:: EXERCISE TASK ::
Go through the data below. Pull out every line that has the word "subtitle".

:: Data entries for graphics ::

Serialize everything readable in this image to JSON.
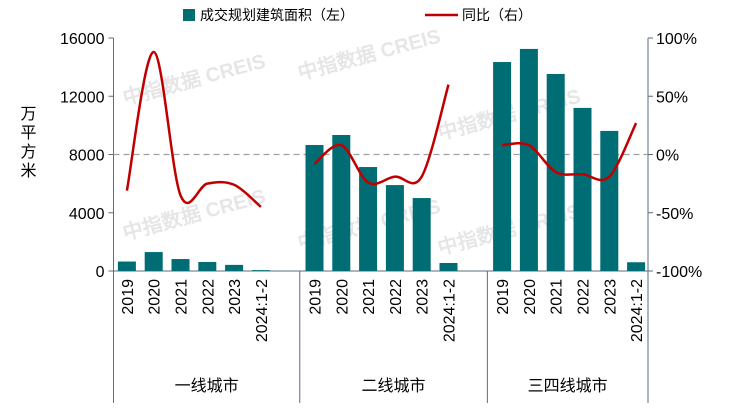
{
  "chart_data": {
    "type": "bar+line",
    "title": "",
    "legend": {
      "position": "top",
      "entries": [
        "成交规划建筑面积（左）",
        "同比（右）"
      ]
    },
    "ylabel_left": "万平方米",
    "ylim_left": [
      0,
      16000
    ],
    "yticks_left": [
      "0",
      "4000",
      "8000",
      "12000",
      "16000"
    ],
    "ylim_right": [
      -100,
      100
    ],
    "yticks_right": [
      "-100%",
      "-50%",
      "0%",
      "50%",
      "100%"
    ],
    "reference_line": 0,
    "categories": [
      "2019",
      "2020",
      "2021",
      "2022",
      "2023",
      "2024:1-2"
    ],
    "groups": [
      {
        "name": "一线城市",
        "area": [
          650,
          1300,
          820,
          620,
          420,
          60
        ],
        "yoy": [
          -31,
          88,
          -35,
          -25,
          -26,
          -45
        ]
      },
      {
        "name": "二线城市",
        "area": [
          8650,
          9340,
          7140,
          5900,
          5010,
          550
        ],
        "yoy": [
          -8,
          8,
          -24,
          -19,
          -19,
          60
        ]
      },
      {
        "name": "三四线城市",
        "area": [
          14350,
          15250,
          13530,
          11200,
          9620,
          600
        ],
        "yoy": [
          8,
          8,
          -15,
          -17,
          -19,
          27
        ]
      }
    ],
    "colors": {
      "bar": "#006C74",
      "line": "#C00000",
      "axis": "#5B6B80",
      "ref": "#A0A0A0"
    }
  },
  "watermark": "中指数据 CREIS"
}
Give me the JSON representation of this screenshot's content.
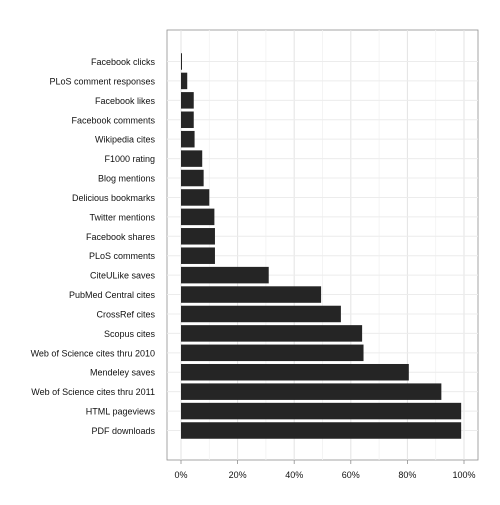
{
  "chart_data": {
    "type": "bar",
    "orientation": "horizontal",
    "title": "",
    "xlabel": "",
    "ylabel": "",
    "xlim": [
      0,
      1
    ],
    "x_ticks": [
      0,
      0.2,
      0.4,
      0.6,
      0.8,
      1.0
    ],
    "x_tick_labels": [
      "0%",
      "20%",
      "40%",
      "60%",
      "80%",
      "100%"
    ],
    "grid": true,
    "legend": "none",
    "bar_color": "#252525",
    "categories": [
      "PDF downloads",
      "HTML pageviews",
      "Web of Science cites thru 2011",
      "Mendeley saves",
      "Web of Science cites thru 2010",
      "Scopus cites",
      "CrossRef cites",
      "PubMed Central cites",
      "CiteULike saves",
      "PLoS comments",
      "Facebook shares",
      "Twitter mentions",
      "Delicious bookmarks",
      "Blog mentions",
      "F1000 rating",
      "Wikipedia cites",
      "Facebook comments",
      "Facebook likes",
      "PLoS comment responses",
      "Facebook clicks"
    ],
    "values": [
      0.99,
      0.99,
      0.92,
      0.805,
      0.645,
      0.64,
      0.565,
      0.495,
      0.31,
      0.12,
      0.12,
      0.118,
      0.1,
      0.08,
      0.075,
      0.048,
      0.045,
      0.045,
      0.022,
      0.003
    ]
  }
}
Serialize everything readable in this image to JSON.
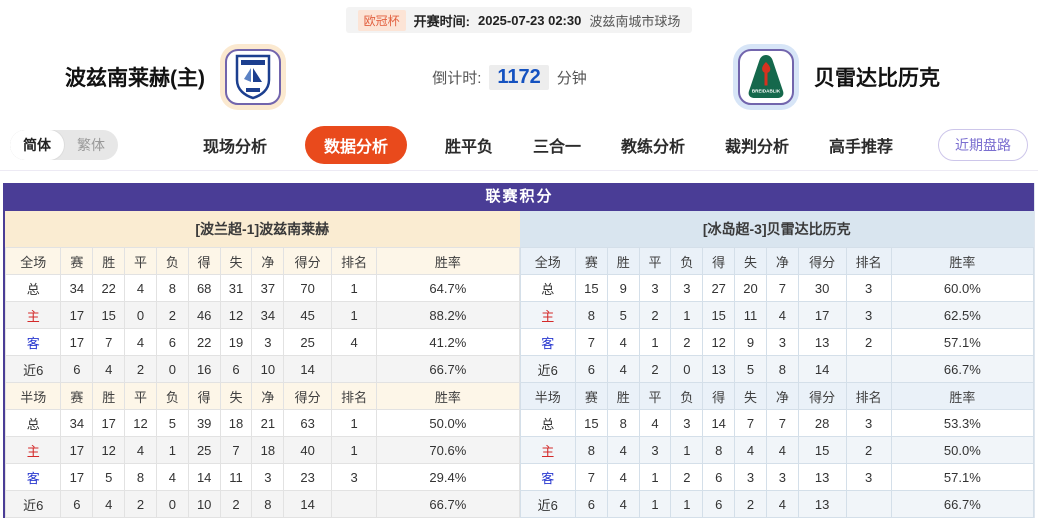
{
  "topbar": {
    "league_badge": "欧冠杯",
    "kickoff_label": "开赛时间:",
    "kickoff_time": "2025-07-23 02:30",
    "venue": "波兹南城市球场"
  },
  "match": {
    "home_name": "波兹南莱赫(主)",
    "away_name": "贝雷达比历克",
    "away_logo_text": "BREIDABLIK",
    "countdown_label": "倒计时:",
    "countdown_value": "1172",
    "countdown_unit": "分钟"
  },
  "lang_toggle": {
    "simplified": "简体",
    "traditional": "繁体"
  },
  "nav": {
    "tabs": [
      {
        "label": "现场分析",
        "active": false
      },
      {
        "label": "数据分析",
        "active": true
      },
      {
        "label": "胜平负",
        "active": false
      },
      {
        "label": "三合一",
        "active": false
      },
      {
        "label": "教练分析",
        "active": false
      },
      {
        "label": "裁判分析",
        "active": false
      },
      {
        "label": "高手推荐",
        "active": false
      }
    ],
    "recent_button": "近期盘路"
  },
  "colors": {
    "title_purple": "#4a3d96",
    "active_tab_orange": "#e94a1c",
    "home_subheader_cream": "#faecd2",
    "away_subheader_blue": "#d9e5ef",
    "home_label_red": "#d42a2a",
    "away_label_blue": "#2737cf",
    "countdown_blue": "#1552c0"
  },
  "table": {
    "title": "联赛积分",
    "home": {
      "subtitle": "[波兰超-1]波兹南莱赫",
      "sections": [
        {
          "header": [
            "全场",
            "赛",
            "胜",
            "平",
            "负",
            "得",
            "失",
            "净",
            "得分",
            "排名",
            "胜率"
          ],
          "rows": [
            {
              "label": "总",
              "type": "total",
              "cells": [
                "34",
                "22",
                "4",
                "8",
                "68",
                "31",
                "37",
                "70",
                "1",
                "64.7%"
              ]
            },
            {
              "label": "主",
              "type": "home",
              "cells": [
                "17",
                "15",
                "0",
                "2",
                "46",
                "12",
                "34",
                "45",
                "1",
                "88.2%"
              ]
            },
            {
              "label": "客",
              "type": "away",
              "cells": [
                "17",
                "7",
                "4",
                "6",
                "22",
                "19",
                "3",
                "25",
                "4",
                "41.2%"
              ]
            },
            {
              "label": "近6",
              "type": "recent",
              "cells": [
                "6",
                "4",
                "2",
                "0",
                "16",
                "6",
                "10",
                "14",
                "",
                "66.7%"
              ]
            }
          ]
        },
        {
          "header": [
            "半场",
            "赛",
            "胜",
            "平",
            "负",
            "得",
            "失",
            "净",
            "得分",
            "排名",
            "胜率"
          ],
          "rows": [
            {
              "label": "总",
              "type": "total",
              "cells": [
                "34",
                "17",
                "12",
                "5",
                "39",
                "18",
                "21",
                "63",
                "1",
                "50.0%"
              ]
            },
            {
              "label": "主",
              "type": "home",
              "cells": [
                "17",
                "12",
                "4",
                "1",
                "25",
                "7",
                "18",
                "40",
                "1",
                "70.6%"
              ]
            },
            {
              "label": "客",
              "type": "away",
              "cells": [
                "17",
                "5",
                "8",
                "4",
                "14",
                "11",
                "3",
                "23",
                "3",
                "29.4%"
              ]
            },
            {
              "label": "近6",
              "type": "recent",
              "cells": [
                "6",
                "4",
                "2",
                "0",
                "10",
                "2",
                "8",
                "14",
                "",
                "66.7%"
              ]
            }
          ]
        }
      ]
    },
    "away": {
      "subtitle": "[冰岛超-3]贝雷达比历克",
      "sections": [
        {
          "header": [
            "全场",
            "赛",
            "胜",
            "平",
            "负",
            "得",
            "失",
            "净",
            "得分",
            "排名",
            "胜率"
          ],
          "rows": [
            {
              "label": "总",
              "type": "total",
              "cells": [
                "15",
                "9",
                "3",
                "3",
                "27",
                "20",
                "7",
                "30",
                "3",
                "60.0%"
              ]
            },
            {
              "label": "主",
              "type": "home",
              "cells": [
                "8",
                "5",
                "2",
                "1",
                "15",
                "11",
                "4",
                "17",
                "3",
                "62.5%"
              ]
            },
            {
              "label": "客",
              "type": "away",
              "cells": [
                "7",
                "4",
                "1",
                "2",
                "12",
                "9",
                "3",
                "13",
                "2",
                "57.1%"
              ]
            },
            {
              "label": "近6",
              "type": "recent",
              "cells": [
                "6",
                "4",
                "2",
                "0",
                "13",
                "5",
                "8",
                "14",
                "",
                "66.7%"
              ]
            }
          ]
        },
        {
          "header": [
            "半场",
            "赛",
            "胜",
            "平",
            "负",
            "得",
            "失",
            "净",
            "得分",
            "排名",
            "胜率"
          ],
          "rows": [
            {
              "label": "总",
              "type": "total",
              "cells": [
                "15",
                "8",
                "4",
                "3",
                "14",
                "7",
                "7",
                "28",
                "3",
                "53.3%"
              ]
            },
            {
              "label": "主",
              "type": "home",
              "cells": [
                "8",
                "4",
                "3",
                "1",
                "8",
                "4",
                "4",
                "15",
                "2",
                "50.0%"
              ]
            },
            {
              "label": "客",
              "type": "away",
              "cells": [
                "7",
                "4",
                "1",
                "2",
                "6",
                "3",
                "3",
                "13",
                "3",
                "57.1%"
              ]
            },
            {
              "label": "近6",
              "type": "recent",
              "cells": [
                "6",
                "4",
                "1",
                "1",
                "6",
                "2",
                "4",
                "13",
                "",
                "66.7%"
              ]
            }
          ]
        }
      ]
    }
  }
}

:: REPLY TO THE TASK ::
      "subtitle": "[波兰超-1]波兹南莱赫",
      "subtitle": "[冰岛超-3]贝雷达比历克",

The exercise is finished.